Dataset items:
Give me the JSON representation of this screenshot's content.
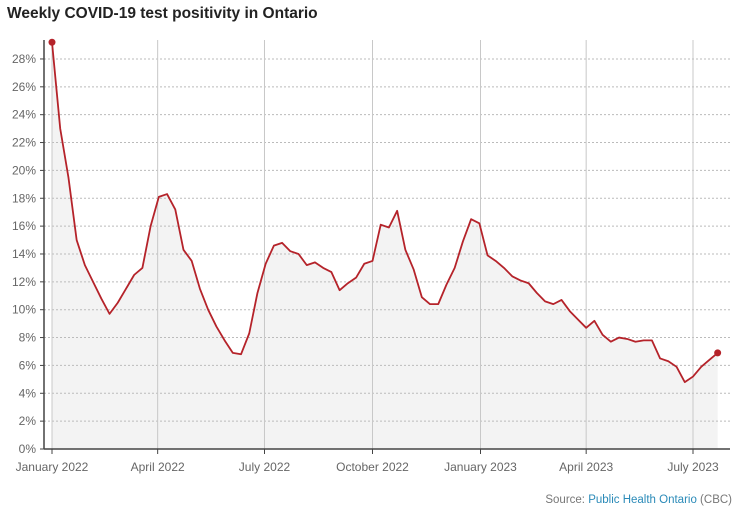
{
  "chart_data": {
    "type": "area",
    "title": "Weekly COVID-19 test positivity in Ontario",
    "xlabel": "",
    "ylabel": "",
    "ylim": [
      0,
      29
    ],
    "y_ticks": [
      0,
      2,
      4,
      6,
      8,
      10,
      12,
      14,
      16,
      18,
      20,
      22,
      24,
      26,
      28
    ],
    "y_tick_format": "%",
    "x_ticks": [
      {
        "date": "2022-01-01",
        "label": "January 2022"
      },
      {
        "date": "2022-04-01",
        "label": "April 2022"
      },
      {
        "date": "2022-07-01",
        "label": "July 2022"
      },
      {
        "date": "2022-10-01",
        "label": "October 2022"
      },
      {
        "date": "2023-01-01",
        "label": "January 2023"
      },
      {
        "date": "2023-04-01",
        "label": "April 2023"
      },
      {
        "date": "2023-07-01",
        "label": "July 2023"
      }
    ],
    "grid": {
      "horizontal": "dotted",
      "vertical": "solid"
    },
    "colors": {
      "line": "#b5232a",
      "fill": "#f3f3f3",
      "grid": "#c8c8c8"
    },
    "series": [
      {
        "x": [
          "2022-01-01",
          "2022-01-08",
          "2022-01-15",
          "2022-01-22",
          "2022-01-29",
          "2022-02-05",
          "2022-02-12",
          "2022-02-19",
          "2022-02-26",
          "2022-03-05",
          "2022-03-12",
          "2022-03-19",
          "2022-03-26",
          "2022-04-02",
          "2022-04-09",
          "2022-04-16",
          "2022-04-23",
          "2022-04-30",
          "2022-05-07",
          "2022-05-14",
          "2022-05-21",
          "2022-05-28",
          "2022-06-04",
          "2022-06-11",
          "2022-06-18",
          "2022-06-25",
          "2022-07-02",
          "2022-07-09",
          "2022-07-16",
          "2022-07-23",
          "2022-07-30",
          "2022-08-06",
          "2022-08-13",
          "2022-08-20",
          "2022-08-27",
          "2022-09-03",
          "2022-09-10",
          "2022-09-17",
          "2022-09-24",
          "2022-10-01",
          "2022-10-08",
          "2022-10-15",
          "2022-10-22",
          "2022-10-29",
          "2022-11-05",
          "2022-11-12",
          "2022-11-19",
          "2022-11-26",
          "2022-12-03",
          "2022-12-10",
          "2022-12-17",
          "2022-12-24",
          "2022-12-31",
          "2023-01-07",
          "2023-01-14",
          "2023-01-21",
          "2023-01-28",
          "2023-02-04",
          "2023-02-11",
          "2023-02-18",
          "2023-02-25",
          "2023-03-04",
          "2023-03-11",
          "2023-03-18",
          "2023-03-25",
          "2023-04-01",
          "2023-04-08",
          "2023-04-15",
          "2023-04-22",
          "2023-04-29",
          "2023-05-06",
          "2023-05-13",
          "2023-05-20",
          "2023-05-27",
          "2023-06-03",
          "2023-06-10",
          "2023-06-17",
          "2023-06-24",
          "2023-07-01",
          "2023-07-08",
          "2023-07-15",
          "2023-07-22"
        ],
        "values": [
          29.2,
          23.0,
          19.5,
          15.0,
          13.2,
          12.0,
          10.8,
          9.7,
          10.5,
          11.5,
          12.5,
          13.0,
          16.0,
          18.1,
          18.3,
          17.2,
          14.3,
          13.5,
          11.5,
          10.0,
          8.8,
          7.8,
          6.9,
          6.8,
          8.3,
          11.2,
          13.3,
          14.6,
          14.8,
          14.2,
          14.0,
          13.2,
          13.4,
          13.0,
          12.7,
          11.4,
          11.9,
          12.3,
          13.3,
          13.5,
          16.1,
          15.9,
          17.1,
          14.3,
          12.9,
          10.9,
          10.4,
          10.4,
          11.8,
          13.0,
          14.9,
          16.5,
          16.2,
          13.9,
          13.5,
          13.0,
          12.4,
          12.1,
          11.9,
          11.2,
          10.6,
          10.4,
          10.7,
          9.9,
          9.3,
          8.7,
          9.2,
          8.2,
          7.7,
          8.0,
          7.9,
          7.7,
          7.8,
          7.8,
          6.5,
          6.3,
          5.9,
          4.8,
          5.2,
          5.9,
          6.4,
          6.9
        ]
      }
    ],
    "markers": "first and last point"
  },
  "source": {
    "prefix": "Source: ",
    "link": "Public Health Ontario",
    "suffix": " (CBC)"
  }
}
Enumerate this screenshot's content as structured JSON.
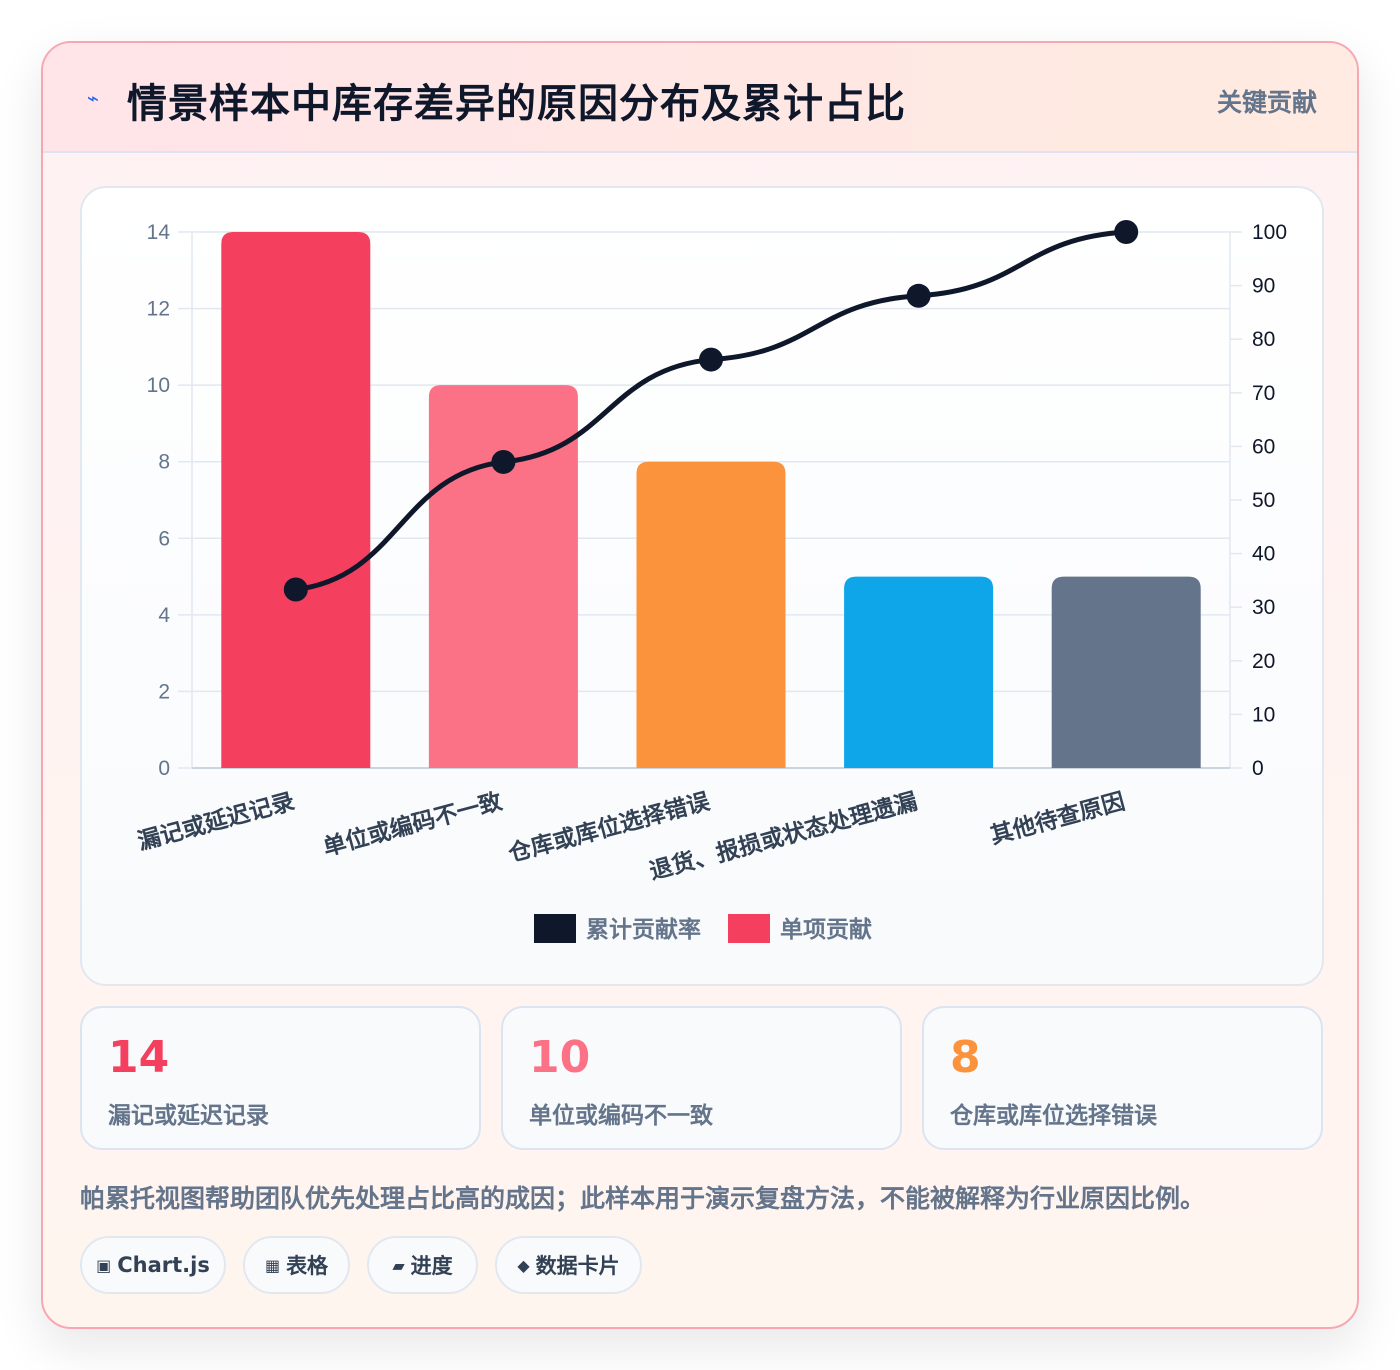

* [Aim of the exercise]: Nothing in the entries should change as you copy them, except that the pictures are left out.

* [Answer to the task]:
Give me the JSON representation of this screenshot's content.
{
  "chart_data": {
    "type": "area",
    "title": "Weekly COVID-19 test positivity in Ontario",
    "xlabel": "",
    "ylabel": "",
    "ylim": [
      0,
      29
    ],
    "y_ticks": [
      0,
      2,
      4,
      6,
      8,
      10,
      12,
      14,
      16,
      18,
      20,
      22,
      24,
      26,
      28
    ],
    "y_tick_format": "%",
    "x_ticks": [
      {
        "date": "2022-01-01",
        "label": "January 2022"
      },
      {
        "date": "2022-04-01",
        "label": "April 2022"
      },
      {
        "date": "2022-07-01",
        "label": "July 2022"
      },
      {
        "date": "2022-10-01",
        "label": "October 2022"
      },
      {
        "date": "2023-01-01",
        "label": "January 2023"
      },
      {
        "date": "2023-04-01",
        "label": "April 2023"
      },
      {
        "date": "2023-07-01",
        "label": "July 2023"
      }
    ],
    "grid": {
      "horizontal": "dotted",
      "vertical": "solid"
    },
    "colors": {
      "line": "#b5232a",
      "fill": "#f3f3f3",
      "grid": "#c8c8c8"
    },
    "series": [
      {
        "x": [
          "2022-01-01",
          "2022-01-08",
          "2022-01-15",
          "2022-01-22",
          "2022-01-29",
          "2022-02-05",
          "2022-02-12",
          "2022-02-19",
          "2022-02-26",
          "2022-03-05",
          "2022-03-12",
          "2022-03-19",
          "2022-03-26",
          "2022-04-02",
          "2022-04-09",
          "2022-04-16",
          "2022-04-23",
          "2022-04-30",
          "2022-05-07",
          "2022-05-14",
          "2022-05-21",
          "2022-05-28",
          "2022-06-04",
          "2022-06-11",
          "2022-06-18",
          "2022-06-25",
          "2022-07-02",
          "2022-07-09",
          "2022-07-16",
          "2022-07-23",
          "2022-07-30",
          "2022-08-06",
          "2022-08-13",
          "2022-08-20",
          "2022-08-27",
          "2022-09-03",
          "2022-09-10",
          "2022-09-17",
          "2022-09-24",
          "2022-10-01",
          "2022-10-08",
          "2022-10-15",
          "2022-10-22",
          "2022-10-29",
          "2022-11-05",
          "2022-11-12",
          "2022-11-19",
          "2022-11-26",
          "2022-12-03",
          "2022-12-10",
          "2022-12-17",
          "2022-12-24",
          "2022-12-31",
          "2023-01-07",
          "2023-01-14",
          "2023-01-21",
          "2023-01-28",
          "2023-02-04",
          "2023-02-11",
          "2023-02-18",
          "2023-02-25",
          "2023-03-04",
          "2023-03-11",
          "2023-03-18",
          "2023-03-25",
          "2023-04-01",
          "2023-04-08",
          "2023-04-15",
          "2023-04-22",
          "2023-04-29",
          "2023-05-06",
          "2023-05-13",
          "2023-05-20",
          "2023-05-27",
          "2023-06-03",
          "2023-06-10",
          "2023-06-17",
          "2023-06-24",
          "2023-07-01",
          "2023-07-08",
          "2023-07-15",
          "2023-07-22"
        ],
        "values": [
          29.2,
          23.0,
          19.5,
          15.0,
          13.2,
          12.0,
          10.8,
          9.7,
          10.5,
          11.5,
          12.5,
          13.0,
          16.0,
          18.1,
          18.3,
          17.2,
          14.3,
          13.5,
          11.5,
          10.0,
          8.8,
          7.8,
          6.9,
          6.8,
          8.3,
          11.2,
          13.3,
          14.6,
          14.8,
          14.2,
          14.0,
          13.2,
          13.4,
          13.0,
          12.7,
          11.4,
          11.9,
          12.3,
          13.3,
          13.5,
          16.1,
          15.9,
          17.1,
          14.3,
          12.9,
          10.9,
          10.4,
          10.4,
          11.8,
          13.0,
          14.9,
          16.5,
          16.2,
          13.9,
          13.5,
          13.0,
          12.4,
          12.1,
          11.9,
          11.2,
          10.6,
          10.4,
          10.7,
          9.9,
          9.3,
          8.7,
          9.2,
          8.2,
          7.7,
          8.0,
          7.9,
          7.7,
          7.8,
          7.8,
          6.5,
          6.3,
          5.9,
          4.8,
          5.2,
          5.9,
          6.4,
          6.9
        ]
      }
    ],
    "markers": "first and last point"
  },
  "source": {
    "prefix": "Source: ",
    "link": "Public Health Ontario",
    "suffix": " (CBC)"
  }
}
Enumerate this screenshot's content as structured JSON.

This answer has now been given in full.